TASK REQUIREMENTS: Find the lines holding the string "expression" in the data, then copy all of them.

[Start of RAW RECORDS]

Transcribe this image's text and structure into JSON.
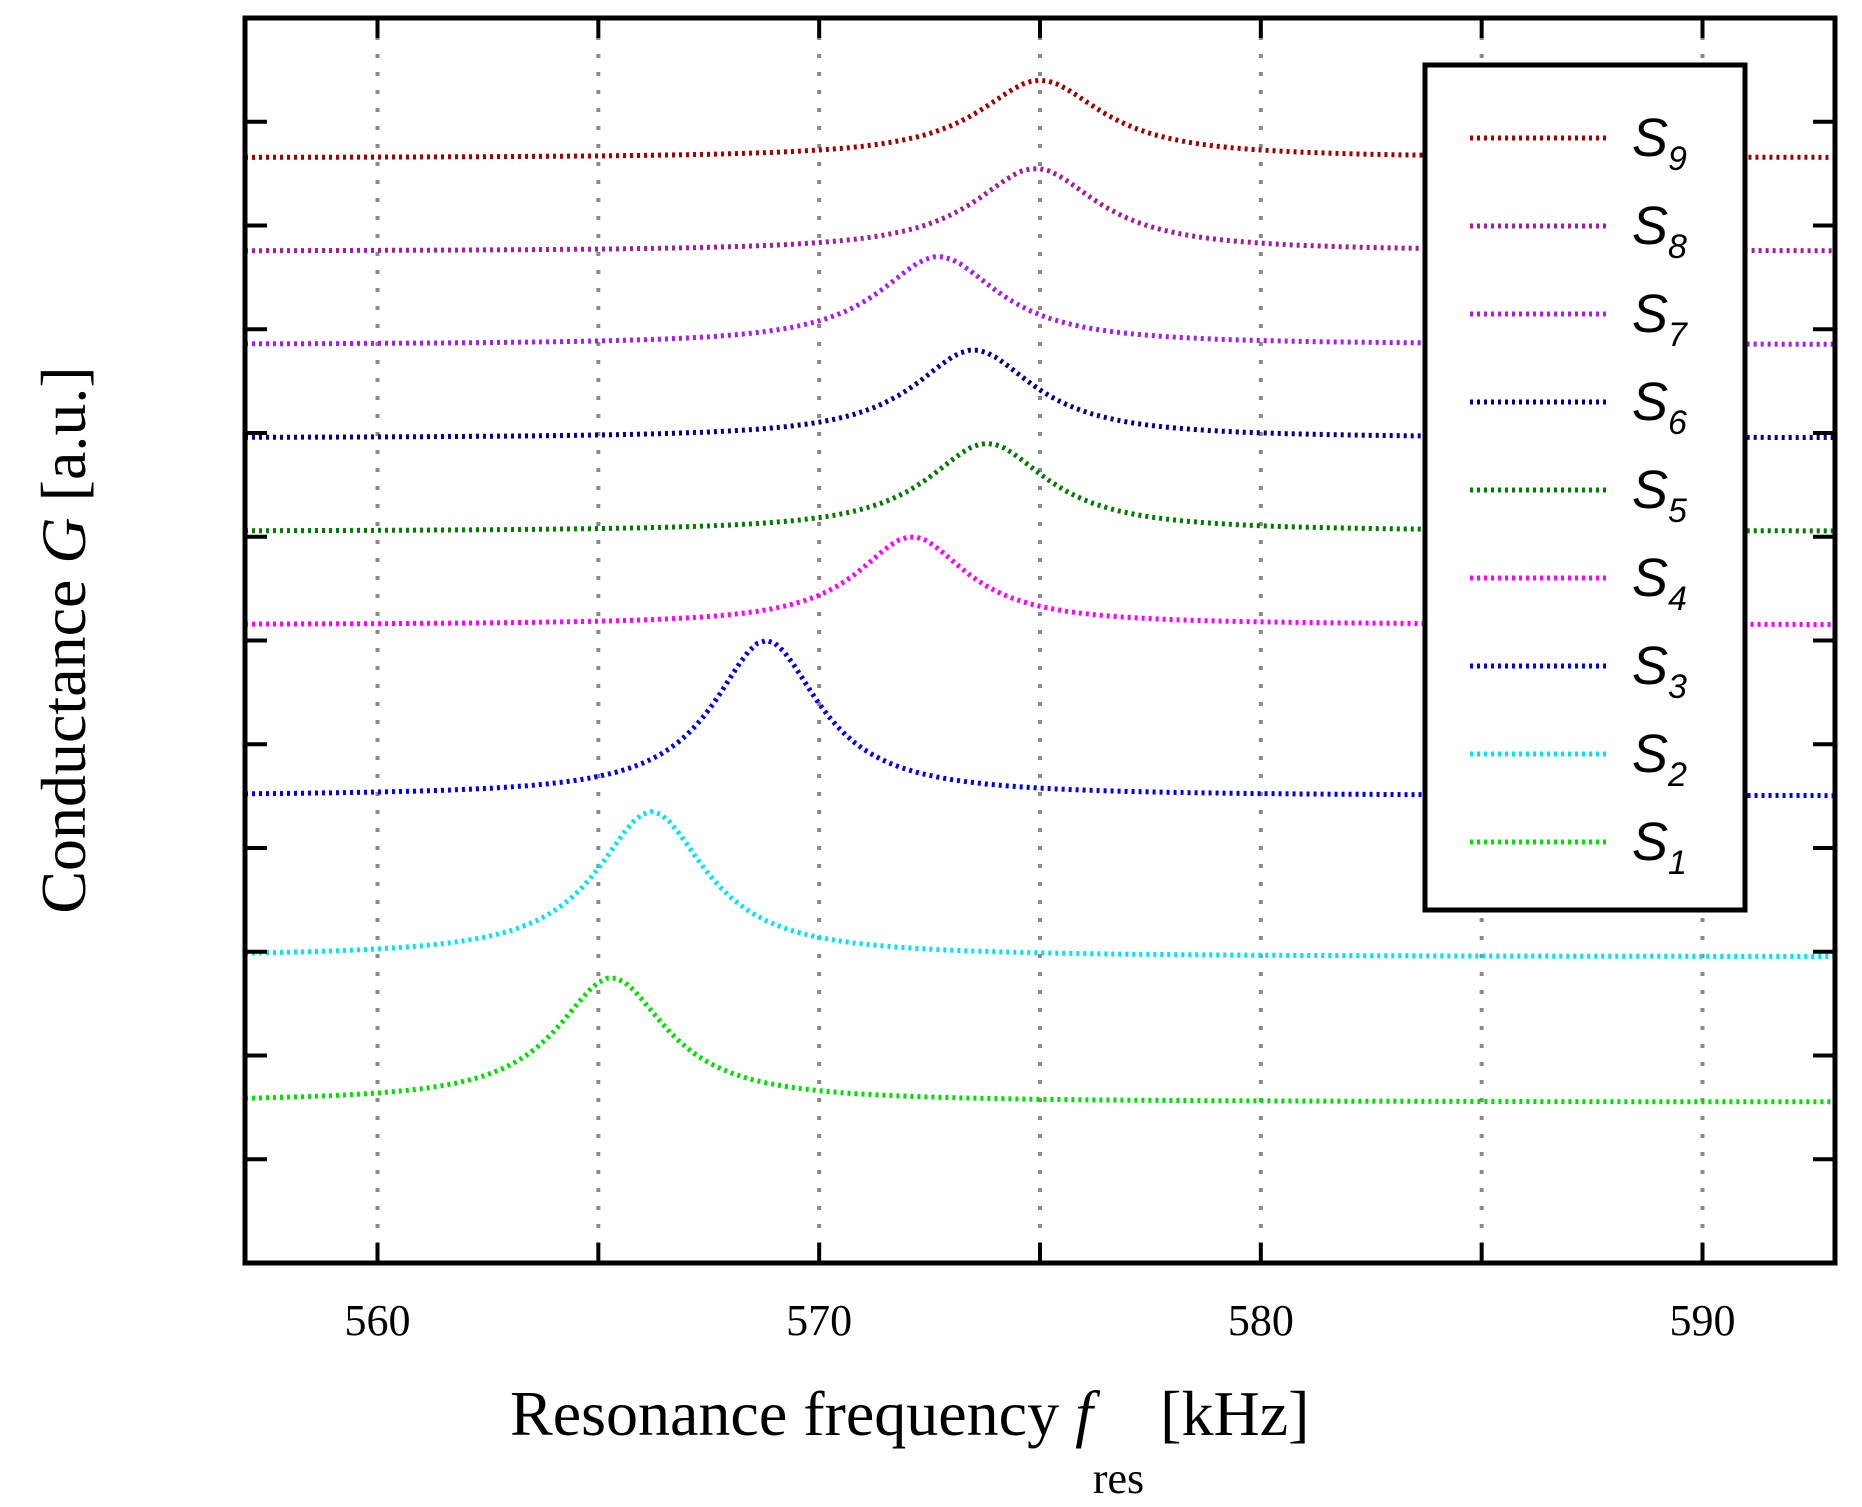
{
  "chart_data": {
    "type": "line",
    "title": "",
    "xlabel": {
      "main": "Resonance frequency ",
      "symbol": "f",
      "subscript": "res",
      "unit": " [kHz]"
    },
    "ylabel": {
      "main": "Conductance ",
      "symbol": "G",
      "unit": " [a.u.]"
    },
    "xlim": [
      557,
      593
    ],
    "ylim": [
      0,
      12
    ],
    "xticks": [
      560,
      570,
      580,
      590
    ],
    "xtick_labels": [
      "560",
      "570",
      "580",
      "590"
    ],
    "xgrid": [
      560,
      565,
      570,
      575,
      580,
      585,
      590
    ],
    "yticks": [
      1,
      2,
      3,
      4,
      5,
      6,
      7,
      8,
      9,
      10,
      11
    ],
    "ytick_labels_visible": false,
    "grid": "vertical-dotted",
    "legend_position": "top-right",
    "series": [
      {
        "name": "S",
        "subscript": "9",
        "color": "#a00000",
        "baseline": 10.65,
        "peak_x": 575.0,
        "peak_y": 11.4,
        "width": 3.4
      },
      {
        "name": "S",
        "subscript": "8",
        "color": "#a0209a",
        "baseline": 9.75,
        "peak_x": 574.9,
        "peak_y": 10.55,
        "width": 3.4
      },
      {
        "name": "S",
        "subscript": "7",
        "color": "#a020f0",
        "baseline": 8.85,
        "peak_x": 572.7,
        "peak_y": 9.7,
        "width": 3.3
      },
      {
        "name": "S",
        "subscript": "6",
        "color": "#00008b",
        "baseline": 7.95,
        "peak_x": 573.5,
        "peak_y": 8.8,
        "width": 3.3
      },
      {
        "name": "S",
        "subscript": "5",
        "color": "#007a00",
        "baseline": 7.05,
        "peak_x": 573.8,
        "peak_y": 7.9,
        "width": 3.3
      },
      {
        "name": "S",
        "subscript": "4",
        "color": "#ff00ff",
        "baseline": 6.15,
        "peak_x": 572.1,
        "peak_y": 7.0,
        "width": 3.0
      },
      {
        "name": "S",
        "subscript": "3",
        "color": "#0000ee",
        "baseline": 4.5,
        "peak_x": 568.8,
        "peak_y": 6.0,
        "width": 2.9
      },
      {
        "name": "S",
        "subscript": "2",
        "color": "#00e5ee",
        "baseline": 2.95,
        "peak_x": 566.2,
        "peak_y": 4.35,
        "width": 3.0
      },
      {
        "name": "S",
        "subscript": "1",
        "color": "#00e000",
        "baseline": 1.55,
        "peak_x": 565.3,
        "peak_y": 2.75,
        "width": 3.0
      }
    ]
  }
}
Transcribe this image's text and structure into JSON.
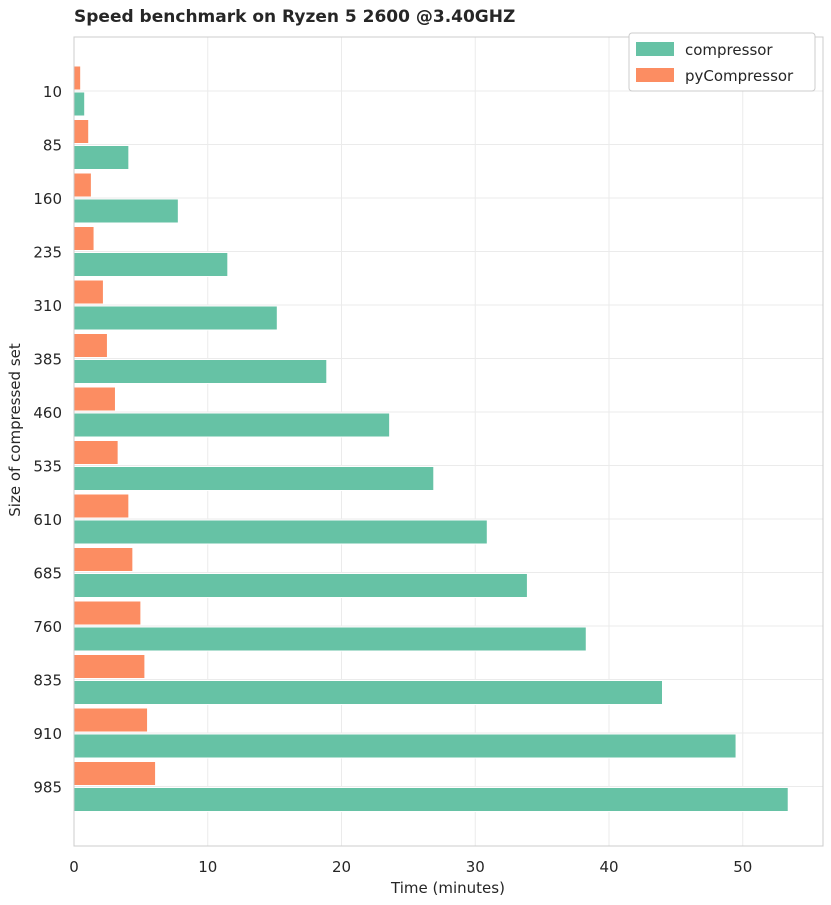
{
  "chart_data": {
    "type": "bar",
    "orientation": "horizontal",
    "title": "Speed benchmark on Ryzen 5 2600 @3.40GHZ",
    "xlabel": "Time (minutes)",
    "ylabel": "Size of compressed set",
    "xlim": [
      0,
      56
    ],
    "xticks": [
      0,
      10,
      20,
      30,
      40,
      50
    ],
    "grid": true,
    "legend_position": "top-right",
    "categories": [
      "10",
      "85",
      "160",
      "235",
      "310",
      "385",
      "460",
      "535",
      "610",
      "685",
      "760",
      "835",
      "910",
      "985"
    ],
    "series": [
      {
        "name": "compressor",
        "color": "#66c2a5",
        "values": [
          0.8,
          4.1,
          7.8,
          11.5,
          15.2,
          18.9,
          23.6,
          26.9,
          30.9,
          33.9,
          38.3,
          44.0,
          49.5,
          53.4
        ]
      },
      {
        "name": "pyCompressor",
        "color": "#fc8d62",
        "values": [
          0.5,
          1.1,
          1.3,
          1.5,
          2.2,
          2.5,
          3.1,
          3.3,
          4.1,
          4.4,
          5.0,
          5.3,
          5.5,
          6.1
        ]
      }
    ]
  }
}
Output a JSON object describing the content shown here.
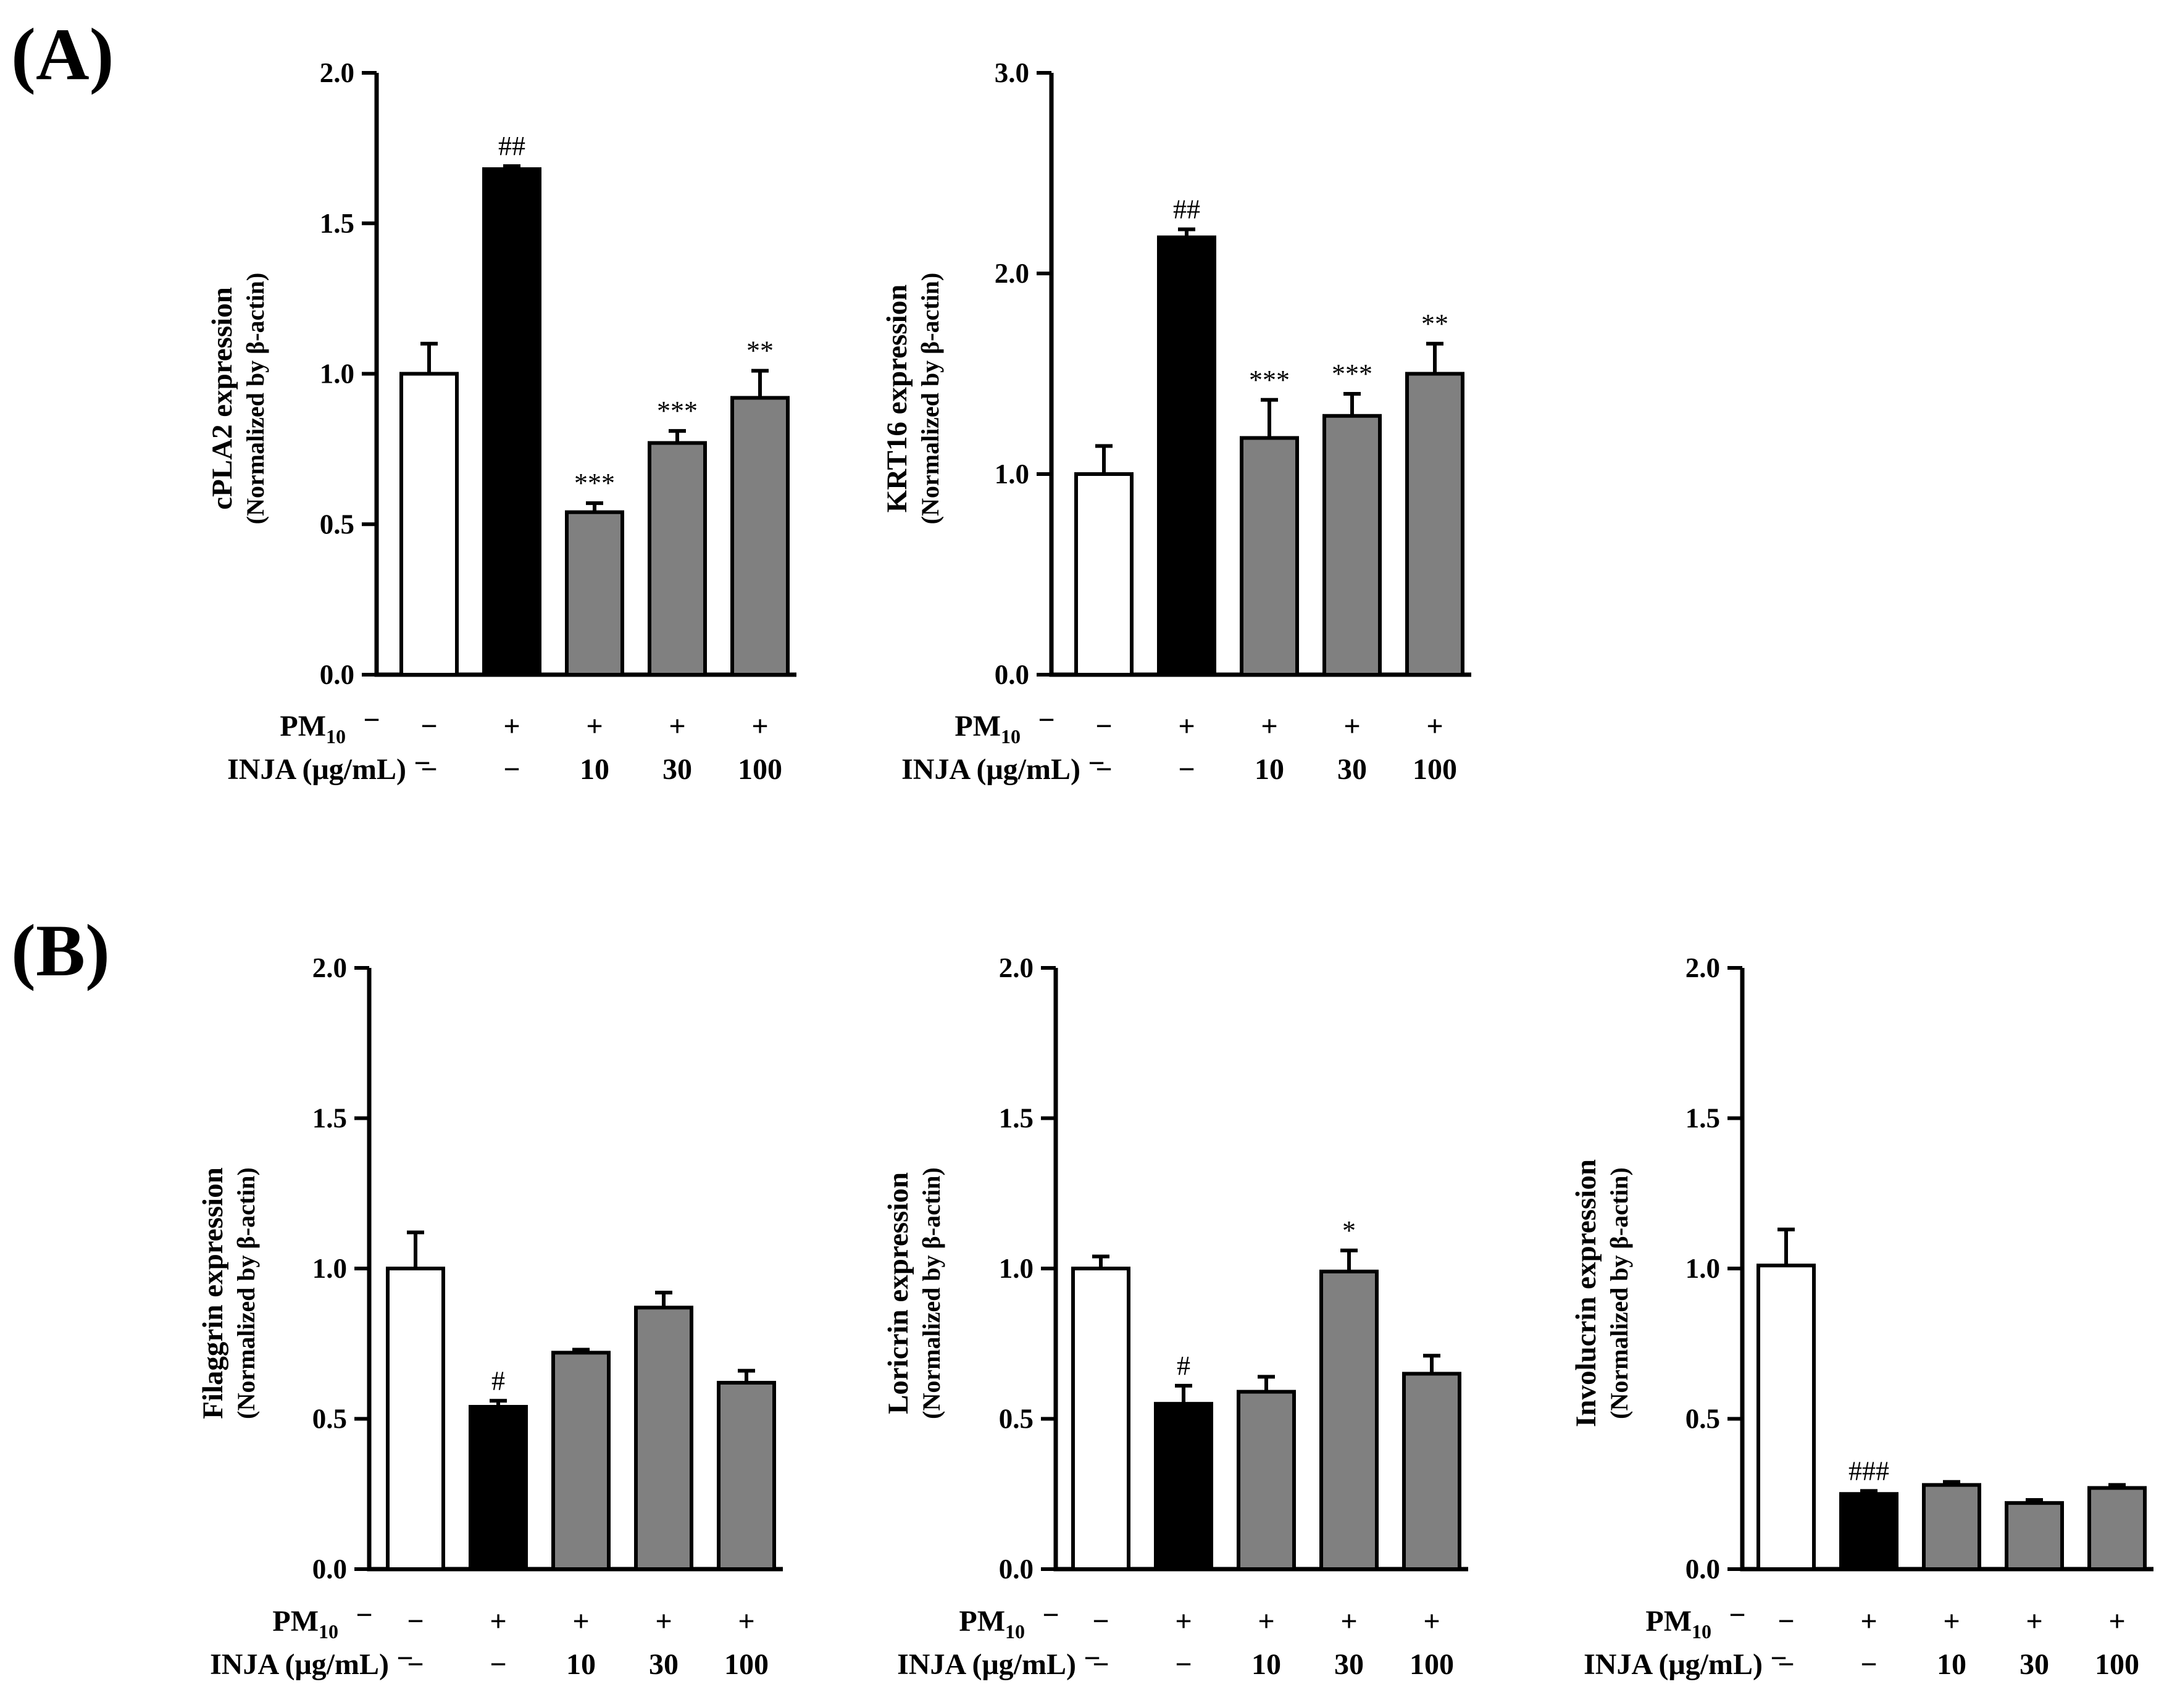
{
  "panels": [
    {
      "label": "(A)"
    },
    {
      "label": "(B)"
    }
  ],
  "conditions": {
    "pm_label": "PM",
    "pm_subscript": "10",
    "injа_label": "INJA (μg/mL)",
    "inja_label": "INJA (μg/mL)",
    "pm_values": [
      "−",
      "+",
      "+",
      "+",
      "+"
    ],
    "inja_values": [
      "−",
      "−",
      "10",
      "30",
      "100"
    ],
    "dash": "−"
  },
  "colors": {
    "control": "#ffffff",
    "pm_only": "#000000",
    "inja": "#808080",
    "axis": "#000000"
  },
  "chart_data": [
    {
      "type": "bar",
      "panel": "(A)",
      "title": "",
      "ylabel": "cPLA2  expression",
      "ylabel2": "(Normalized by β-actin)",
      "ylim": [
        0,
        2.0
      ],
      "yticks": [
        "0.0",
        "0.5",
        "1.0",
        "1.5",
        "2.0"
      ],
      "categories": [
        "control",
        "PM10",
        "PM10 + INJA 10",
        "PM10 + INJA 30",
        "PM10 + INJA 100"
      ],
      "values": [
        1.0,
        1.68,
        0.54,
        0.77,
        0.92
      ],
      "errors": [
        0.1,
        0.01,
        0.03,
        0.04,
        0.09
      ],
      "annotations": [
        "",
        "##",
        "***",
        "***",
        "**"
      ]
    },
    {
      "type": "bar",
      "panel": "(A)",
      "title": "",
      "ylabel": "KRT16  expression",
      "ylabel2": "(Normalized by β-actin)",
      "ylim": [
        0,
        3.0
      ],
      "yticks": [
        "0.0",
        "1.0",
        "2.0",
        "3.0"
      ],
      "categories": [
        "control",
        "PM10",
        "PM10 + INJA 10",
        "PM10 + INJA 30",
        "PM10 + INJA 100"
      ],
      "values": [
        1.0,
        2.18,
        1.18,
        1.29,
        1.5
      ],
      "errors": [
        0.14,
        0.04,
        0.19,
        0.11,
        0.15
      ],
      "annotations": [
        "",
        "##",
        "***",
        "***",
        "**"
      ]
    },
    {
      "type": "bar",
      "panel": "(B)",
      "title": "",
      "ylabel": "Filaggrin  expression",
      "ylabel2": "(Normalized by β-actin)",
      "ylim": [
        0,
        2.0
      ],
      "yticks": [
        "0.0",
        "0.5",
        "1.0",
        "1.5",
        "2.0"
      ],
      "categories": [
        "control",
        "PM10",
        "PM10 + INJA 10",
        "PM10 + INJA 30",
        "PM10 + INJA 100"
      ],
      "values": [
        1.0,
        0.54,
        0.72,
        0.87,
        0.62
      ],
      "errors": [
        0.12,
        0.02,
        0.01,
        0.05,
        0.04
      ],
      "annotations": [
        "",
        "#",
        "",
        "",
        ""
      ]
    },
    {
      "type": "bar",
      "panel": "(B)",
      "title": "",
      "ylabel": "Loricrin  expression",
      "ylabel2": "(Normalized by β-actin)",
      "ylim": [
        0,
        2.0
      ],
      "yticks": [
        "0.0",
        "0.5",
        "1.0",
        "1.5",
        "2.0"
      ],
      "categories": [
        "control",
        "PM10",
        "PM10 + INJA 10",
        "PM10 + INJA 30",
        "PM10 + INJA 100"
      ],
      "values": [
        1.0,
        0.55,
        0.59,
        0.99,
        0.65
      ],
      "errors": [
        0.04,
        0.06,
        0.05,
        0.07,
        0.06
      ],
      "annotations": [
        "",
        "#",
        "",
        "*",
        ""
      ]
    },
    {
      "type": "bar",
      "panel": "(B)",
      "title": "",
      "ylabel": "Involucrin  expression",
      "ylabel2": "(Normalized by β-actin)",
      "ylim": [
        0,
        2.0
      ],
      "yticks": [
        "0.0",
        "0.5",
        "1.0",
        "1.5",
        "2.0"
      ],
      "categories": [
        "control",
        "PM10",
        "PM10 + INJA 10",
        "PM10 + INJA 30",
        "PM10 + INJA 100"
      ],
      "values": [
        1.01,
        0.25,
        0.28,
        0.22,
        0.27
      ],
      "errors": [
        0.12,
        0.01,
        0.01,
        0.01,
        0.01
      ],
      "annotations": [
        "",
        "###",
        "",
        "",
        ""
      ]
    }
  ]
}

[End of RAW RECORDS]

SOLUTION FOR THIS EXERCISE:
      "ylabel": "cPLA2  expression",
      "ylabel": "KRT16  expression",
      "ylabel": "Filaggrin  expression",
      "ylabel": "Loricrin  expression",
      "ylabel": "Involucrin  expression",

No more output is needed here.